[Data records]

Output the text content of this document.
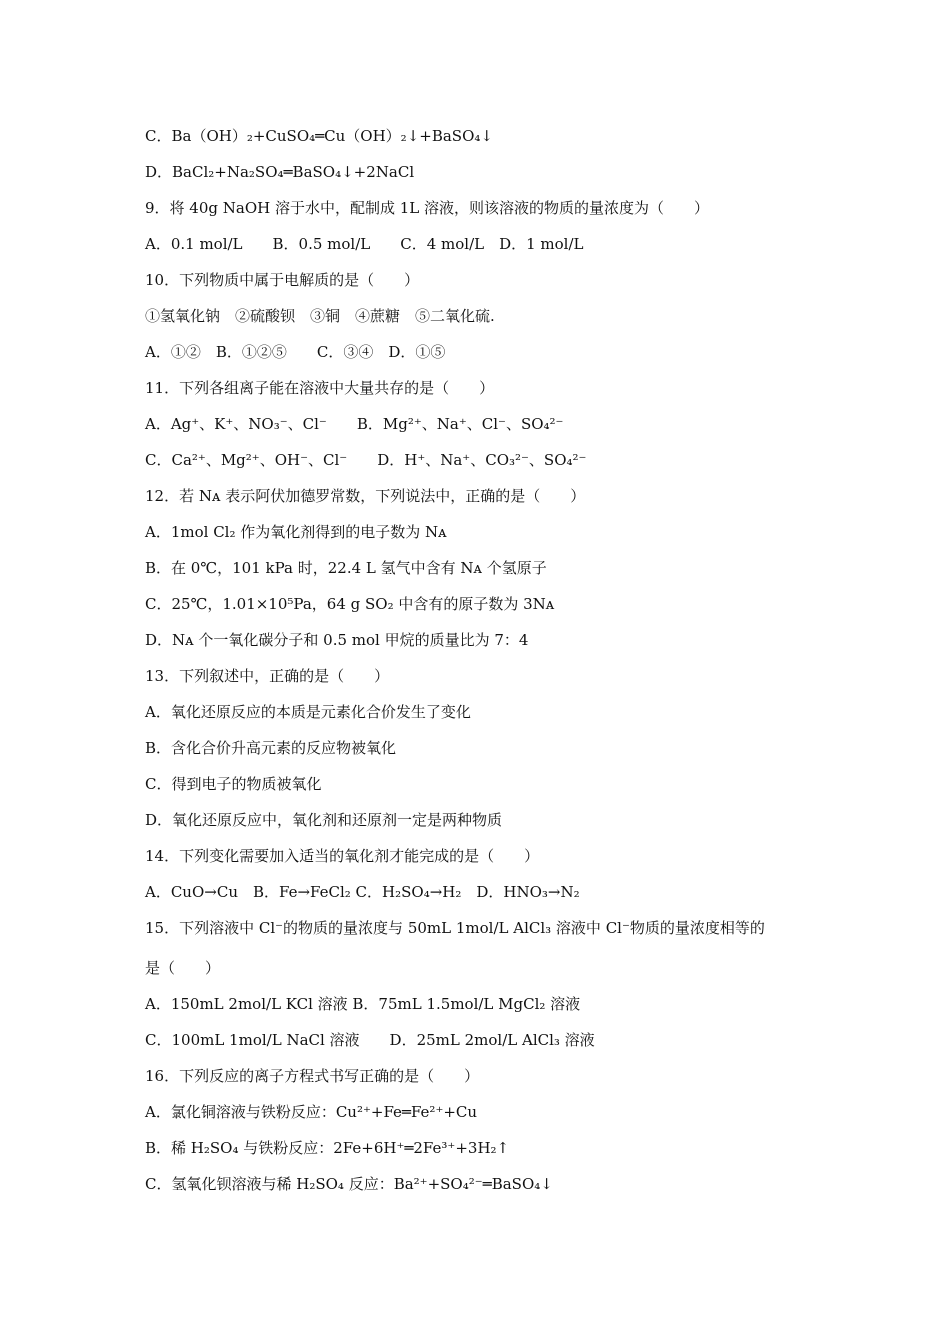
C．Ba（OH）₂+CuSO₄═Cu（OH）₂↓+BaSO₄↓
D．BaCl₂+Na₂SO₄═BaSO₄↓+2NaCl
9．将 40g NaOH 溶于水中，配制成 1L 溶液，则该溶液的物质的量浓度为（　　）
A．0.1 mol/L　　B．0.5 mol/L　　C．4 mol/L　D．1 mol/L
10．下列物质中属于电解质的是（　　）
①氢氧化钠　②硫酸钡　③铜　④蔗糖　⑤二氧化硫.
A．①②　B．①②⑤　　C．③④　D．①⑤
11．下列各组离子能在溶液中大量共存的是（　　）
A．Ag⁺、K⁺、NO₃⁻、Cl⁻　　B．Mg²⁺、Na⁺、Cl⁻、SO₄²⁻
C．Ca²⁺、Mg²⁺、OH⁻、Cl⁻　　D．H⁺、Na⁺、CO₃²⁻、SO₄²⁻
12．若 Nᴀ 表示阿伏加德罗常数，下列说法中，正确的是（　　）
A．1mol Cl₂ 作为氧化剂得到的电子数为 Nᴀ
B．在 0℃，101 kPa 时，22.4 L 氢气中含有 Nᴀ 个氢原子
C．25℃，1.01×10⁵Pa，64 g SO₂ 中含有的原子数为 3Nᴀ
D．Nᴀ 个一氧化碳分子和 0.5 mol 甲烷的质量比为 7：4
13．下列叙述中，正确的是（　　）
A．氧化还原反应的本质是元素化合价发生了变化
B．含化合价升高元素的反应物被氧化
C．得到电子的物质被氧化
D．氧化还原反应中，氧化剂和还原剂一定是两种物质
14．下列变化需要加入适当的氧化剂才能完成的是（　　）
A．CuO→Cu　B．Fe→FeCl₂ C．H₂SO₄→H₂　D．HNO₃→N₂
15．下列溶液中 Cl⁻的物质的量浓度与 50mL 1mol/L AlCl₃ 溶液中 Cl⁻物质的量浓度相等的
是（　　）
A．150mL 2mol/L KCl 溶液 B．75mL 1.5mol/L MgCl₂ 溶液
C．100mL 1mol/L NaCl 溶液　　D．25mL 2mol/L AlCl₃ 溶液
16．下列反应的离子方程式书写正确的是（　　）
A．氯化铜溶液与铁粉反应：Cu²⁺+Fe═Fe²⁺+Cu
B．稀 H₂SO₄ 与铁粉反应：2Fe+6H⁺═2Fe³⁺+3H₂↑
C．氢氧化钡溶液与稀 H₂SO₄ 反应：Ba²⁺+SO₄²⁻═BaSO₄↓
==
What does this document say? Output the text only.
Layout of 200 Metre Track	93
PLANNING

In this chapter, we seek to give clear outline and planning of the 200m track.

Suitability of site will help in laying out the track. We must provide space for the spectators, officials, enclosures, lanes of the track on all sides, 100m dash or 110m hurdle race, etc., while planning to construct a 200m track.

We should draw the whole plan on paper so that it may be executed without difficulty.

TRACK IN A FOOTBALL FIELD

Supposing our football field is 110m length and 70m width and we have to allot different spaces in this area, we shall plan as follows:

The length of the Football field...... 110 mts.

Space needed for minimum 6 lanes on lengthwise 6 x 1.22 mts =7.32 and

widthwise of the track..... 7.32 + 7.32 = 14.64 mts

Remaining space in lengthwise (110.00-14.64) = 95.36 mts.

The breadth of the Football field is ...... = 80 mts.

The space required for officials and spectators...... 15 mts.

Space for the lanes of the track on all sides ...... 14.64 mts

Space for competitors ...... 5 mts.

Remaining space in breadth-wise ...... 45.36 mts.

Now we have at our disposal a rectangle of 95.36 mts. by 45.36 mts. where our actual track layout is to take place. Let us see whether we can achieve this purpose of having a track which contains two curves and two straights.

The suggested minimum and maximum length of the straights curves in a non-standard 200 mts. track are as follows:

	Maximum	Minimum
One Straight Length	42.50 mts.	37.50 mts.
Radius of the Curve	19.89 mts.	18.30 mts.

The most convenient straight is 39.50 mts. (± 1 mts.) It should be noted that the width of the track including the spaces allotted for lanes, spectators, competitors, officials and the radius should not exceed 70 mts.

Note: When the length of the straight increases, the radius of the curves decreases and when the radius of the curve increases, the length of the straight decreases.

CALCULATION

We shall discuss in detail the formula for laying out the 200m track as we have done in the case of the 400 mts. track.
...
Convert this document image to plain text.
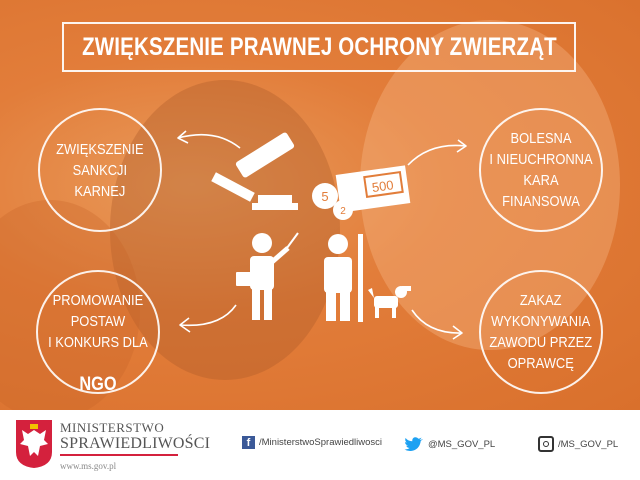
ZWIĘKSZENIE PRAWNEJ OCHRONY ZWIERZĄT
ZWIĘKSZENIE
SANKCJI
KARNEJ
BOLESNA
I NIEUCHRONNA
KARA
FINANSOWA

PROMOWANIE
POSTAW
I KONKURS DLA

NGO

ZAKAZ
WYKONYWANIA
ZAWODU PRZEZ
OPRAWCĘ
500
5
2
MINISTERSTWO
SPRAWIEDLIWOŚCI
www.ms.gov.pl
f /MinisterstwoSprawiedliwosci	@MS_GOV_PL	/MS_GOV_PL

» **What is needed**:
Look over the listing above. Pick out and copy every line that includes "breadth".

» **Result of the task**:
The breadth of the Football field is ...... = 80 mts.
Remaining space in breadth-wise ...... 45.36 mts.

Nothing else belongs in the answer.